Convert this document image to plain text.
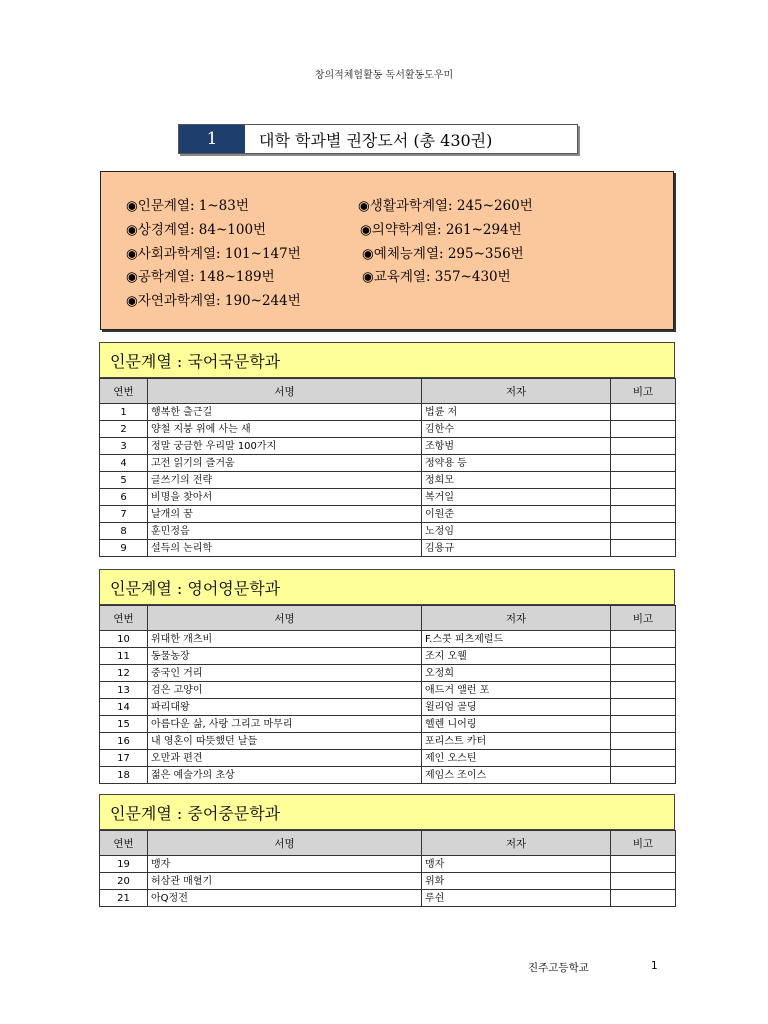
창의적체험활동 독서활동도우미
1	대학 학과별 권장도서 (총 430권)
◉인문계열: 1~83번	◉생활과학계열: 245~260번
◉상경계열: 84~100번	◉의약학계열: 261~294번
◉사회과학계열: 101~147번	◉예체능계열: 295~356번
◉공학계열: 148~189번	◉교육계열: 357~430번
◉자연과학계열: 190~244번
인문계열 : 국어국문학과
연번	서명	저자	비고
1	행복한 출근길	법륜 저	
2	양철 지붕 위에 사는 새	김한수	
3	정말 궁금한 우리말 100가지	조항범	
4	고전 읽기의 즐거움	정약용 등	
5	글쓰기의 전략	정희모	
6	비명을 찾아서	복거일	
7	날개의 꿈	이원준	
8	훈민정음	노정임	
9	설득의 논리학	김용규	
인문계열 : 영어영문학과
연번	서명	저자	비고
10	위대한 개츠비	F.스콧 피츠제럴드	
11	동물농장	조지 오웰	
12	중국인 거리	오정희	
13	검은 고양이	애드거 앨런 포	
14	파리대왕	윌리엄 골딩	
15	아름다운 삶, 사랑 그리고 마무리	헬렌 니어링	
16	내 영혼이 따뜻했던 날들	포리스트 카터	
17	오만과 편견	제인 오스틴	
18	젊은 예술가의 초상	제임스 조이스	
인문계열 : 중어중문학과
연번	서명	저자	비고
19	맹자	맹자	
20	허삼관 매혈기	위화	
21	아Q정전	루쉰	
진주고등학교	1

==

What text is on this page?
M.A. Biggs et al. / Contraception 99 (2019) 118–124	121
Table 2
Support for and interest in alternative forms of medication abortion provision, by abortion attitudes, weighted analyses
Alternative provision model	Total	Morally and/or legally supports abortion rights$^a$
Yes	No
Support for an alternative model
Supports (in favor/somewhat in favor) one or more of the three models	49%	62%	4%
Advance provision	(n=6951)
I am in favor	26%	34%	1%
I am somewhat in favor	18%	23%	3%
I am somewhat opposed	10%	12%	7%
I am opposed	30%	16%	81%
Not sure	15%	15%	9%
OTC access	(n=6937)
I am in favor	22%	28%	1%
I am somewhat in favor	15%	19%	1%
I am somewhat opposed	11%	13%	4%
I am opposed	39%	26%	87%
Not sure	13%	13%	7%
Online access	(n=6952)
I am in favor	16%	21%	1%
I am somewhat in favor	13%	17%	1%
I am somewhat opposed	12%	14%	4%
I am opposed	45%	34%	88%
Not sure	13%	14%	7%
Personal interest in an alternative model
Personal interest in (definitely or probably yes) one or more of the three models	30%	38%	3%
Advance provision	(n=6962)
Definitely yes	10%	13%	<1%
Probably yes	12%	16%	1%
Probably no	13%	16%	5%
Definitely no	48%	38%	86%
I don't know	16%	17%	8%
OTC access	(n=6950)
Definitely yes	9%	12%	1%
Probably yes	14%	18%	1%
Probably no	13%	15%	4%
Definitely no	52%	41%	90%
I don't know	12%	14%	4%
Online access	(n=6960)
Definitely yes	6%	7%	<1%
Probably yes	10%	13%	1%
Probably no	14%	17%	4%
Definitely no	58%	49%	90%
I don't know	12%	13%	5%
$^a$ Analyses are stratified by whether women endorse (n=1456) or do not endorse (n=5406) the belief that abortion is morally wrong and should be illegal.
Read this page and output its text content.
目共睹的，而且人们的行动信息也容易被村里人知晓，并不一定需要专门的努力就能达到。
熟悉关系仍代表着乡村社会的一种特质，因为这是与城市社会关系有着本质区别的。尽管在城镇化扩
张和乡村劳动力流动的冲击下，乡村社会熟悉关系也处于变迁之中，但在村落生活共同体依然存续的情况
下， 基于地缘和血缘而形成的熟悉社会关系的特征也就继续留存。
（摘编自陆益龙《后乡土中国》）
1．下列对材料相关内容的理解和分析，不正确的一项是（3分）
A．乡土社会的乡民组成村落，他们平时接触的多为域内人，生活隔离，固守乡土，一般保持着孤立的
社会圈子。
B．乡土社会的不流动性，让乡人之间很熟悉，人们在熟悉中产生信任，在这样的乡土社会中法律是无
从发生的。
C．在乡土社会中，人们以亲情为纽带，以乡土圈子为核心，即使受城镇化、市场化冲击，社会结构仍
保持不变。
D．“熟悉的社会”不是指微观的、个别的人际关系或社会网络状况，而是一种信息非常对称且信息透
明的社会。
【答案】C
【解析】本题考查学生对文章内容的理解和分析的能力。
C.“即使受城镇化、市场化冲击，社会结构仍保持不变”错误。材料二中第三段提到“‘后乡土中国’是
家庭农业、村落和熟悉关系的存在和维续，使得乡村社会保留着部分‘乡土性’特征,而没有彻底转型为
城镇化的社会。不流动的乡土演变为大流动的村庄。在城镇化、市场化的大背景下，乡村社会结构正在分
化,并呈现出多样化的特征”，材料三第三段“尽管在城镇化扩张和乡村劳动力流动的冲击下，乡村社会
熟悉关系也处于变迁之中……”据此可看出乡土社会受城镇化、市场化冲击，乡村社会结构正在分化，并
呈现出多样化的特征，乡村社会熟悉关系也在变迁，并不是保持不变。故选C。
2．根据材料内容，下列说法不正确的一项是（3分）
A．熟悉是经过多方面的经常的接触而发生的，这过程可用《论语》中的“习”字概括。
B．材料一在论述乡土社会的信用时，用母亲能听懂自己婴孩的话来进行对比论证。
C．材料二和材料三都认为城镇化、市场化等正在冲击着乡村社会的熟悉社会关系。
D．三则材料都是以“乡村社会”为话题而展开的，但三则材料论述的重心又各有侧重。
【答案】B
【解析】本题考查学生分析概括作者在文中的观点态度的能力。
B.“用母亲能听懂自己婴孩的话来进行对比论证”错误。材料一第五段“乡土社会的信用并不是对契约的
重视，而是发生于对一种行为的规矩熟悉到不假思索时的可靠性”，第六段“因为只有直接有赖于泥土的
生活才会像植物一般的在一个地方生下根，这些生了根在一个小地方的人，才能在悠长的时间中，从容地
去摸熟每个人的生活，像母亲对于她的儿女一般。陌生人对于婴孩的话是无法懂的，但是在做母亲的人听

---

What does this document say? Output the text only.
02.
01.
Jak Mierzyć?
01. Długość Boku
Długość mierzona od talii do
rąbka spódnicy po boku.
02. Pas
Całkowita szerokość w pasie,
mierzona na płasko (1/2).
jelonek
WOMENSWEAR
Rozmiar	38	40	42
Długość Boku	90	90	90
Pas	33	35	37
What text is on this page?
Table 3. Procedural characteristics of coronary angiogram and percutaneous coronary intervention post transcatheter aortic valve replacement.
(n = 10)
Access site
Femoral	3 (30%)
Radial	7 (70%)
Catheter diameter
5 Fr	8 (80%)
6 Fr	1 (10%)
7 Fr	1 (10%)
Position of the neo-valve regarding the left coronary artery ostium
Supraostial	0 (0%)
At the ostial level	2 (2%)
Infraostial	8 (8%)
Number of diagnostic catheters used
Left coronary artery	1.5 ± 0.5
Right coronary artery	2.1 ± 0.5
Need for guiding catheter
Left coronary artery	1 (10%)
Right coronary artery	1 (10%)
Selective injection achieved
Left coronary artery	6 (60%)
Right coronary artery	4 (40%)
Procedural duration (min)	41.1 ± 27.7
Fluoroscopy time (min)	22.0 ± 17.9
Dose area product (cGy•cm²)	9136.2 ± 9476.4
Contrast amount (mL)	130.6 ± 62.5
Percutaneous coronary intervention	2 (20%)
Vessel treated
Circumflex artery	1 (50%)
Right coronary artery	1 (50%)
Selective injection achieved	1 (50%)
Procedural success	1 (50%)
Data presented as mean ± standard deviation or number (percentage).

[PROBLEM]: In the entries above, identify every line with the string "text".

[EXERCISE RESPONSE]:
Convert this document image to plain text.
What text is on this page?
Read this page and output its text content.
What does this document say? Output the text only.
What text is on this page?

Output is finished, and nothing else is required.